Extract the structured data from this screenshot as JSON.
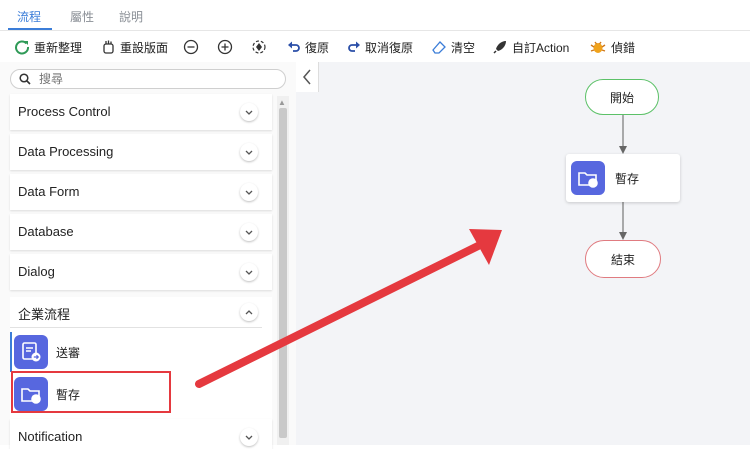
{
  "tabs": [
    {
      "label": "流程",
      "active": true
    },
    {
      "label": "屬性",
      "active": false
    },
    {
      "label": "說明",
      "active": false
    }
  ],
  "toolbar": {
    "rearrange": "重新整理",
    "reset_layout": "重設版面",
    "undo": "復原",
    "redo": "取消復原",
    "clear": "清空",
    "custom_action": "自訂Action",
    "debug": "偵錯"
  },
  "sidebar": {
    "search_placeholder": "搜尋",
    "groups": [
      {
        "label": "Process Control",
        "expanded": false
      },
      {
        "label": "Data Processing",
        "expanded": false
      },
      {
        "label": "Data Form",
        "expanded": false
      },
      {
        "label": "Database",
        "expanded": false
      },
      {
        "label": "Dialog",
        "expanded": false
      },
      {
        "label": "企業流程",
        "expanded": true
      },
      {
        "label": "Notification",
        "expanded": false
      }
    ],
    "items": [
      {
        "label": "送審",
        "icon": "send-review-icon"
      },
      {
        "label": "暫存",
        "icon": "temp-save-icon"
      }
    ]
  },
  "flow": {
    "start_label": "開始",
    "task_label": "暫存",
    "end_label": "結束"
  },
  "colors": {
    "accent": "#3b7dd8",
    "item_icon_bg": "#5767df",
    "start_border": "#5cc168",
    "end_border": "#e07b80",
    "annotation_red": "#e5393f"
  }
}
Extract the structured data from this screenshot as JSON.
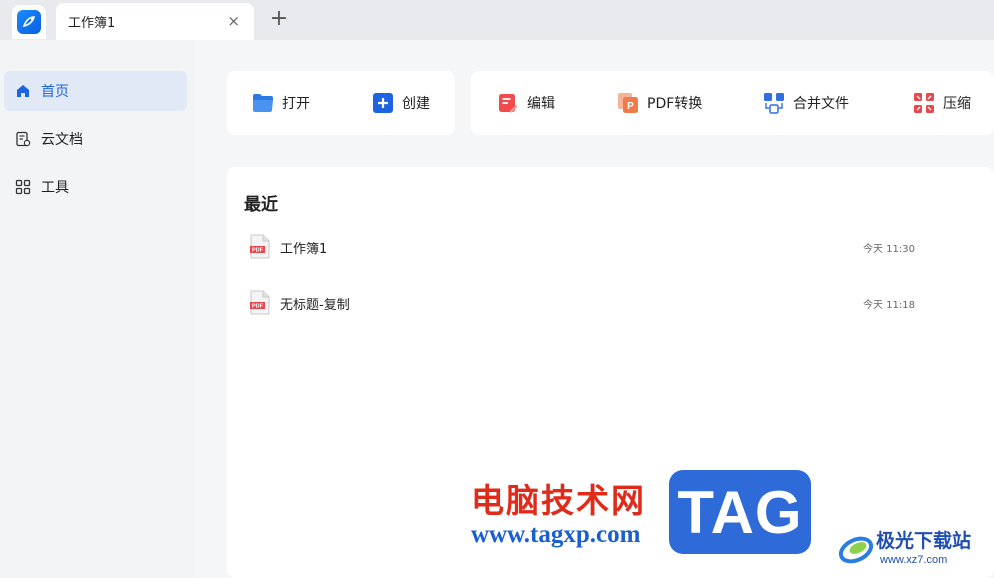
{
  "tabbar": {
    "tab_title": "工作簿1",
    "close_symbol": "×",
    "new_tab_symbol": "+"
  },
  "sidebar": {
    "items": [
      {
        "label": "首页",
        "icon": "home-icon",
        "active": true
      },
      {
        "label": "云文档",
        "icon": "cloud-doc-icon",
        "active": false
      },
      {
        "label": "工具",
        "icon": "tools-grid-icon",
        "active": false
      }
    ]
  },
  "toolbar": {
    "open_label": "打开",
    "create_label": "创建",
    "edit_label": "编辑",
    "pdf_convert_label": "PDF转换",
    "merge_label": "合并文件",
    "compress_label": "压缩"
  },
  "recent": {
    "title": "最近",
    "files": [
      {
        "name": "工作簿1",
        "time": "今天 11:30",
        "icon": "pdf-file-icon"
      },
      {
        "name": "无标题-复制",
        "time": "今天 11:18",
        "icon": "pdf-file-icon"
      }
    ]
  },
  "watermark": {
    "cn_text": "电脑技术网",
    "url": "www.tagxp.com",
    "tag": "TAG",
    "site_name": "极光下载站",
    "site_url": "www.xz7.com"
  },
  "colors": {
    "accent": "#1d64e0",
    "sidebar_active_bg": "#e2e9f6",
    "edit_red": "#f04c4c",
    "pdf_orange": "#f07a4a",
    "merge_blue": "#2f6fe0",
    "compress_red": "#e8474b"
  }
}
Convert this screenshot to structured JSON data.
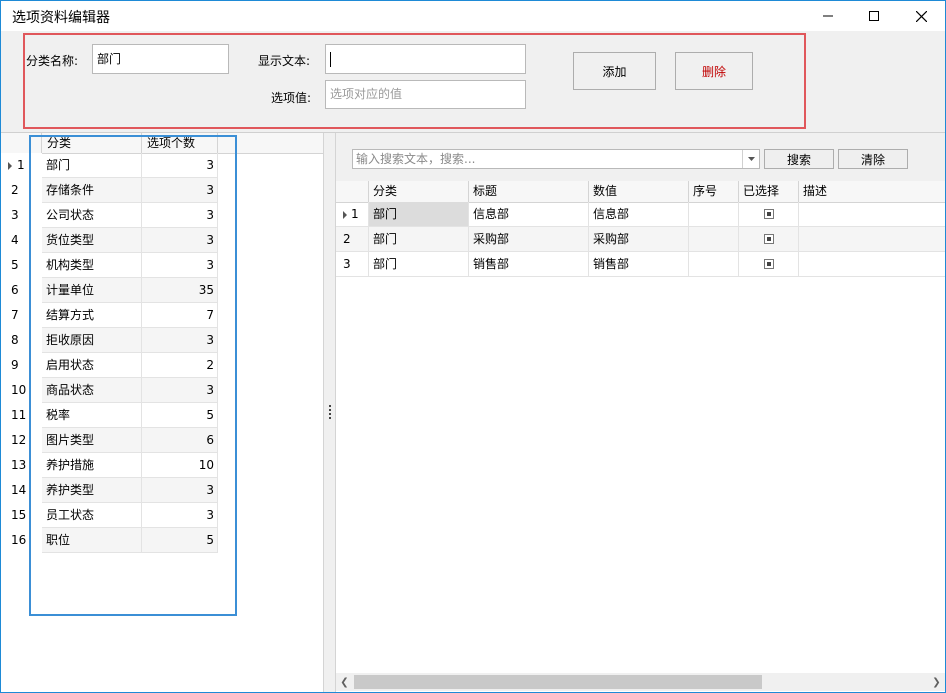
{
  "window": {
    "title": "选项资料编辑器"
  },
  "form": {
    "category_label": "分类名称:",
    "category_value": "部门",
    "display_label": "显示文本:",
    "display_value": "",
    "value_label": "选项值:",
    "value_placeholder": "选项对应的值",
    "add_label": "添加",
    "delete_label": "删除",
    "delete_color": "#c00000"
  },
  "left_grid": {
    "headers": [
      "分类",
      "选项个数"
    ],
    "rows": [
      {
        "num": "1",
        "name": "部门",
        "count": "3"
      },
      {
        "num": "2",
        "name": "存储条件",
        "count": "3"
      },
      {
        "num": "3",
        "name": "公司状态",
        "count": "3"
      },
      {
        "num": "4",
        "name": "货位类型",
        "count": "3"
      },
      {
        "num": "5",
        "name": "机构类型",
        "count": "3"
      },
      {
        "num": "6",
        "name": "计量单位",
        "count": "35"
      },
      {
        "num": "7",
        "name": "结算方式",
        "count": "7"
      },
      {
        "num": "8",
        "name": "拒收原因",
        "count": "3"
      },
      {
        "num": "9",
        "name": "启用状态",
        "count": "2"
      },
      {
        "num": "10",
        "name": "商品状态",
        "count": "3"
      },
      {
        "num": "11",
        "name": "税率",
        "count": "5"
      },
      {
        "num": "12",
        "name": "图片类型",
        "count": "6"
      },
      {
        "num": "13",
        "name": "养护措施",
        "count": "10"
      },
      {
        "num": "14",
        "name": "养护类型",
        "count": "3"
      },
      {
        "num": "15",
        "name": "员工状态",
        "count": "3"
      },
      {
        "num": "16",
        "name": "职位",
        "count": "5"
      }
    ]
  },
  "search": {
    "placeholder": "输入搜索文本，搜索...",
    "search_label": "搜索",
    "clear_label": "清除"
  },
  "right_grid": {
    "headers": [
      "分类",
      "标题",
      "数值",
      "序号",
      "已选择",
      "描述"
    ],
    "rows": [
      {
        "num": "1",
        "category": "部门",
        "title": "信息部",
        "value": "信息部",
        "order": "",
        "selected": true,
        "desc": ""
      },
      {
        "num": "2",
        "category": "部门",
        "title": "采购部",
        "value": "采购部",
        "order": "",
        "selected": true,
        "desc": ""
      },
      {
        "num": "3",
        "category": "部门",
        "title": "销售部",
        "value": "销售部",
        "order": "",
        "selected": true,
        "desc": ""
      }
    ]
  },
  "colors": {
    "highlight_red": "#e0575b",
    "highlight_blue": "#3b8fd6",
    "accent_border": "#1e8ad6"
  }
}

TASK GOAL
Reproduce the material above in full and without alteration, but skip all pictures.

TASK ANSWER
Extract the structured data from this screenshot as JSON.
{
  "tabs": [
    {
      "label": "流程",
      "active": true
    },
    {
      "label": "屬性",
      "active": false
    },
    {
      "label": "說明",
      "active": false
    }
  ],
  "toolbar": {
    "rearrange": "重新整理",
    "reset_layout": "重設版面",
    "undo": "復原",
    "redo": "取消復原",
    "clear": "清空",
    "custom_action": "自訂Action",
    "debug": "偵錯"
  },
  "sidebar": {
    "search_placeholder": "搜尋",
    "groups": [
      {
        "label": "Process Control",
        "expanded": false
      },
      {
        "label": "Data Processing",
        "expanded": false
      },
      {
        "label": "Data Form",
        "expanded": false
      },
      {
        "label": "Database",
        "expanded": false
      },
      {
        "label": "Dialog",
        "expanded": false
      },
      {
        "label": "企業流程",
        "expanded": true
      },
      {
        "label": "Notification",
        "expanded": false
      }
    ],
    "items": [
      {
        "label": "送審",
        "icon": "send-review-icon"
      },
      {
        "label": "暫存",
        "icon": "temp-save-icon"
      }
    ]
  },
  "flow": {
    "start_label": "開始",
    "task_label": "暫存",
    "end_label": "結束"
  },
  "colors": {
    "accent": "#3b7dd8",
    "item_icon_bg": "#5767df",
    "start_border": "#5cc168",
    "end_border": "#e07b80",
    "annotation_red": "#e5393f"
  }
}
Extract the structured data from this screenshot as JSON.
{
  "tabbar": {
    "tab_title": "工作簿1",
    "close_symbol": "×",
    "new_tab_symbol": "+"
  },
  "sidebar": {
    "items": [
      {
        "label": "首页",
        "icon": "home-icon",
        "active": true
      },
      {
        "label": "云文档",
        "icon": "cloud-doc-icon",
        "active": false
      },
      {
        "label": "工具",
        "icon": "tools-grid-icon",
        "active": false
      }
    ]
  },
  "toolbar": {
    "open_label": "打开",
    "create_label": "创建",
    "edit_label": "编辑",
    "pdf_convert_label": "PDF转换",
    "merge_label": "合并文件",
    "compress_label": "压缩"
  },
  "recent": {
    "title": "最近",
    "files": [
      {
        "name": "工作簿1",
        "time": "今天 11:30",
        "icon": "pdf-file-icon"
      },
      {
        "name": "无标题-复制",
        "time": "今天 11:18",
        "icon": "pdf-file-icon"
      }
    ]
  },
  "watermark": {
    "cn_text": "电脑技术网",
    "url": "www.tagxp.com",
    "tag": "TAG",
    "site_name": "极光下载站",
    "site_url": "www.xz7.com"
  },
  "colors": {
    "accent": "#1d64e0",
    "sidebar_active_bg": "#e2e9f6",
    "edit_red": "#f04c4c",
    "pdf_orange": "#f07a4a",
    "merge_blue": "#2f6fe0",
    "compress_red": "#e8474b"
  }
}
Convert this screenshot to structured JSON data.
{
  "window": {
    "title": "选项资料编辑器"
  },
  "form": {
    "category_label": "分类名称:",
    "category_value": "部门",
    "display_label": "显示文本:",
    "display_value": "",
    "value_label": "选项值:",
    "value_placeholder": "选项对应的值",
    "add_label": "添加",
    "delete_label": "删除",
    "delete_color": "#c00000"
  },
  "left_grid": {
    "headers": [
      "分类",
      "选项个数"
    ],
    "rows": [
      {
        "num": "1",
        "name": "部门",
        "count": "3"
      },
      {
        "num": "2",
        "name": "存储条件",
        "count": "3"
      },
      {
        "num": "3",
        "name": "公司状态",
        "count": "3"
      },
      {
        "num": "4",
        "name": "货位类型",
        "count": "3"
      },
      {
        "num": "5",
        "name": "机构类型",
        "count": "3"
      },
      {
        "num": "6",
        "name": "计量单位",
        "count": "35"
      },
      {
        "num": "7",
        "name": "结算方式",
        "count": "7"
      },
      {
        "num": "8",
        "name": "拒收原因",
        "count": "3"
      },
      {
        "num": "9",
        "name": "启用状态",
        "count": "2"
      },
      {
        "num": "10",
        "name": "商品状态",
        "count": "3"
      },
      {
        "num": "11",
        "name": "税率",
        "count": "5"
      },
      {
        "num": "12",
        "name": "图片类型",
        "count": "6"
      },
      {
        "num": "13",
        "name": "养护措施",
        "count": "10"
      },
      {
        "num": "14",
        "name": "养护类型",
        "count": "3"
      },
      {
        "num": "15",
        "name": "员工状态",
        "count": "3"
      },
      {
        "num": "16",
        "name": "职位",
        "count": "5"
      }
    ]
  },
  "search": {
    "placeholder": "输入搜索文本，搜索...",
    "search_label": "搜索",
    "clear_label": "清除"
  },
  "right_grid": {
    "headers": [
      "分类",
      "标题",
      "数值",
      "序号",
      "已选择",
      "描述"
    ],
    "rows": [
      {
        "num": "1",
        "category": "部门",
        "title": "信息部",
        "value": "信息部",
        "order": "",
        "selected": true,
        "desc": ""
      },
      {
        "num": "2",
        "category": "部门",
        "title": "采购部",
        "value": "采购部",
        "order": "",
        "selected": true,
        "desc": ""
      },
      {
        "num": "3",
        "category": "部门",
        "title": "销售部",
        "value": "销售部",
        "order": "",
        "selected": true,
        "desc": ""
      }
    ]
  },
  "colors": {
    "highlight_red": "#e0575b",
    "highlight_blue": "#3b8fd6",
    "accent_border": "#1e8ad6"
  }
}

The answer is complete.